_TEXTE EXTRAIT_.

┄┄┄┄┄┄┄┄┄┄┄┄┄┄┄┄┄┄┄┄

Une mite sous la semelle du Titien

Septième volume du Murmure du monde de Lambert Schlechter


Il sait que beaucoup d’auteurs « ont fait ça », et parmi eux les plus grands, Montaigne bien sûr mais également « les Des Forêts et les Tu Fu ». Il les lit, apprécie leur compagnie et s’est mis, lui aussi, à « noter le pas notable », ces riens qui semblent inutiles et qui, s’accumulant, permettent de découvrir les paysages intimes et les différentes étapes d’un parcours de vie sensible et intense.

« Cela ne mène à rien, c’est juste des menus moments de résistance, élémentaire & légitime plaisir d’exister. »

┄┄┄┄┄┄┄┄┄┄┄┄┄┄┄┄┄┄┄┄

_DONNÉES FOURNIES_.

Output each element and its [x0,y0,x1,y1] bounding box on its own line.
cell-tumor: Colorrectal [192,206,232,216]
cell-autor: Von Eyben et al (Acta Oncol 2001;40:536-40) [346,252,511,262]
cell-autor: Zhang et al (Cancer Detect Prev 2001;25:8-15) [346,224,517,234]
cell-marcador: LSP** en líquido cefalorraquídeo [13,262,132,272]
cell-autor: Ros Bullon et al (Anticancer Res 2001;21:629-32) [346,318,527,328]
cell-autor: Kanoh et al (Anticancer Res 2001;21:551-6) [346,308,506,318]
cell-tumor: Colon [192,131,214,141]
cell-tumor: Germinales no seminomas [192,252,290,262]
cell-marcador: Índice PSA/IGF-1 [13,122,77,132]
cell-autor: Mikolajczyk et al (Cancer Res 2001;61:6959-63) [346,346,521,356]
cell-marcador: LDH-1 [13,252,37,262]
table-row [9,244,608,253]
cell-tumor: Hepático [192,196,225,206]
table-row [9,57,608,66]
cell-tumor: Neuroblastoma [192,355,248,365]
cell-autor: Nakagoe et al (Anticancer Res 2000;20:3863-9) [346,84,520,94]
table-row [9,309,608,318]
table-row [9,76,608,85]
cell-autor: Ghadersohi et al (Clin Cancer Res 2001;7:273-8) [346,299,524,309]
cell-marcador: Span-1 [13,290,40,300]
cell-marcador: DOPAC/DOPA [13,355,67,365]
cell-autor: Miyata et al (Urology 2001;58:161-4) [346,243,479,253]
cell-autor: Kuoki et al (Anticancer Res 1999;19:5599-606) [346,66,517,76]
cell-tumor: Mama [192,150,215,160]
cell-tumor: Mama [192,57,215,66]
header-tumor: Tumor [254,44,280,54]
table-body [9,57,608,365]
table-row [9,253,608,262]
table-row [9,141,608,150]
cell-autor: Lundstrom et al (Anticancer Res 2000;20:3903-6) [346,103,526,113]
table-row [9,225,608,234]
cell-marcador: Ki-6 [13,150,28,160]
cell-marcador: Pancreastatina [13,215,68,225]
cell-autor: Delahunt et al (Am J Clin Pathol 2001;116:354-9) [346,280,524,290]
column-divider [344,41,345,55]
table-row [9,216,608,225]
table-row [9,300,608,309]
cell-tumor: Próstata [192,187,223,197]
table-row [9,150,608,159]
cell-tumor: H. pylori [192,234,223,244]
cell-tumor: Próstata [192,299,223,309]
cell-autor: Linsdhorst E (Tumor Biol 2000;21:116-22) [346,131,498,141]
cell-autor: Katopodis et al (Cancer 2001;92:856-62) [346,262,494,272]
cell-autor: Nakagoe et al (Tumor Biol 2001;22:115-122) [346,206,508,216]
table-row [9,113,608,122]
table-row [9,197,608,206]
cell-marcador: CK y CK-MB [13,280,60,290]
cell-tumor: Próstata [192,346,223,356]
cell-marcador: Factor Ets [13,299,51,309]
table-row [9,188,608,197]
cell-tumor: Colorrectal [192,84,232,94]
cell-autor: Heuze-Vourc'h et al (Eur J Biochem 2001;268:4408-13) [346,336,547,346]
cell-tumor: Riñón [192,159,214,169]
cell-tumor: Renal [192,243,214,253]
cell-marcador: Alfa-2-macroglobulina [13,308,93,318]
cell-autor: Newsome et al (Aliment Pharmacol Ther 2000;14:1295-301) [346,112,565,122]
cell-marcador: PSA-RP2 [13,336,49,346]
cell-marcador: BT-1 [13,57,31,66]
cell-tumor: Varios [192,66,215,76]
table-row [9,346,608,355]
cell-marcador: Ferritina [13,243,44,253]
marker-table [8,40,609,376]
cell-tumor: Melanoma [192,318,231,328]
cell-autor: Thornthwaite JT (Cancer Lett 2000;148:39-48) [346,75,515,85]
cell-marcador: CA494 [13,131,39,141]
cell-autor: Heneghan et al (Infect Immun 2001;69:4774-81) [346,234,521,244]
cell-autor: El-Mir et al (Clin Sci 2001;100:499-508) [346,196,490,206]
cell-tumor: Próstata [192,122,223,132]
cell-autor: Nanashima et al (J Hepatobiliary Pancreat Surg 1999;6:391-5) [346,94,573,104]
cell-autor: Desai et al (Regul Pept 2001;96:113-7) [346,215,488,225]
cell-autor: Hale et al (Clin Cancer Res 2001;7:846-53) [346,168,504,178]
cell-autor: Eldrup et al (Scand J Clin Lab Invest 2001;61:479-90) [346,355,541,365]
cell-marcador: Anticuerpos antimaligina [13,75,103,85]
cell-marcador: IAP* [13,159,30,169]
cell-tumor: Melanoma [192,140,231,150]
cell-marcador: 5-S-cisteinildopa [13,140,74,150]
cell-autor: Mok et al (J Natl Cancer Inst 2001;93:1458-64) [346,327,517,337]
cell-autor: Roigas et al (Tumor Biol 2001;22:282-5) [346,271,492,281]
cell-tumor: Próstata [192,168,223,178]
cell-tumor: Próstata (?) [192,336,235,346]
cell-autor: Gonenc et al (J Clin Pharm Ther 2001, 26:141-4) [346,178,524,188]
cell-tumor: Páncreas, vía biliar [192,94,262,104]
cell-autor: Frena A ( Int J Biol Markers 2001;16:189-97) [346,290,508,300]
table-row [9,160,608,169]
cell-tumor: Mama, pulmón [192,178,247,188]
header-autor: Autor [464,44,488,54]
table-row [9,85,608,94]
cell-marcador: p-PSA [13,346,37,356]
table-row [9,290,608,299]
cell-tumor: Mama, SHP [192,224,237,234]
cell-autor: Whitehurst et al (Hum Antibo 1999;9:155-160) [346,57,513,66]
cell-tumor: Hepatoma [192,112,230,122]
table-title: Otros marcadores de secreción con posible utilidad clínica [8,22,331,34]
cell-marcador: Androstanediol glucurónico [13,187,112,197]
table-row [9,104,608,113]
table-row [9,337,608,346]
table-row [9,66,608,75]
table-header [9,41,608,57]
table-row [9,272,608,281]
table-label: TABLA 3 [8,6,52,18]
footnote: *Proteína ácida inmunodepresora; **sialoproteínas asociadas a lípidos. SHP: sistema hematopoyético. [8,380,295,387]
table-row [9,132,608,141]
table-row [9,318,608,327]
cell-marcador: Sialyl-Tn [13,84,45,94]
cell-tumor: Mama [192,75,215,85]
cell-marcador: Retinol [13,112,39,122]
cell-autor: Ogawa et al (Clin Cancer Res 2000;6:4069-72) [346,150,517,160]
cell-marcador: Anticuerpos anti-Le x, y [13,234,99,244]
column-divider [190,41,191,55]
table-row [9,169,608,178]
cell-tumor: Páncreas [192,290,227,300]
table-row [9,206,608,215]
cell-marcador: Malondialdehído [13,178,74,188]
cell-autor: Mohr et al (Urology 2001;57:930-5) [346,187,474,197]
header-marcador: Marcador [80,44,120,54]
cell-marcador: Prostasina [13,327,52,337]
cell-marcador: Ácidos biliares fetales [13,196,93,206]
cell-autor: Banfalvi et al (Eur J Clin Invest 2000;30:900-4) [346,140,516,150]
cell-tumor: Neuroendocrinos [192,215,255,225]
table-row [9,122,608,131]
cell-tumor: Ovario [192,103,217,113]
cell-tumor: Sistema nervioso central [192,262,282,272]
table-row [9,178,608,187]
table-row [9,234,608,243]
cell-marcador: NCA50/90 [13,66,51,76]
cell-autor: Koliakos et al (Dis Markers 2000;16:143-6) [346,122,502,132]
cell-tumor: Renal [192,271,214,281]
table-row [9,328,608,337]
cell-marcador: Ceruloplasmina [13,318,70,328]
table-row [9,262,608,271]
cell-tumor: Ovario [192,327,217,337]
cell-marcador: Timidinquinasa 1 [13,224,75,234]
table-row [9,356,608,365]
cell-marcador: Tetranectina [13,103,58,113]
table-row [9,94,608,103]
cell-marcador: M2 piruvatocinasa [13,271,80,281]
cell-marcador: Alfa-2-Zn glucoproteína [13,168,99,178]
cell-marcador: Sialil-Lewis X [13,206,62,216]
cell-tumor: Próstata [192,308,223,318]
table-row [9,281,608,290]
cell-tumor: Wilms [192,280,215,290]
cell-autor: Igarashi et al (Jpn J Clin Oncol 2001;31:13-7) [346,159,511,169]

┄┄┄┄┄┄┄┄┄┄┄┄┄┄┄┄┄┄┄┄

_EXERCICES À RÉSOUDRE_.
a: Selon le texte extrait, de quel volume du Murmure du monde de Lambert Schlechter s'agit-il ?
b: Recopiez mot pour mot le passage du texte extrait qui va de « Une mite sous » à « sensible et intense. ».

_RÉPONSES AUX EXERCICES_.
a: Du septième volume.

b:
Une mite sous la semelle du Titien

Septième volume du Murmure du monde de Lambert Schlechter


Il sait que beaucoup d’auteurs « ont fait ça », et parmi eux les plus grands, Montaigne bien sûr mais également « les Des Forêts et les Tu Fu ». Il les lit, apprécie leur compagnie et s’est mis, lui aussi, à « noter le pas notable », ces riens qui semblent inutiles et qui, s’accumulant, permettent de découvrir les paysages intimes et les différentes étapes d’un parcours de vie sensible et intense.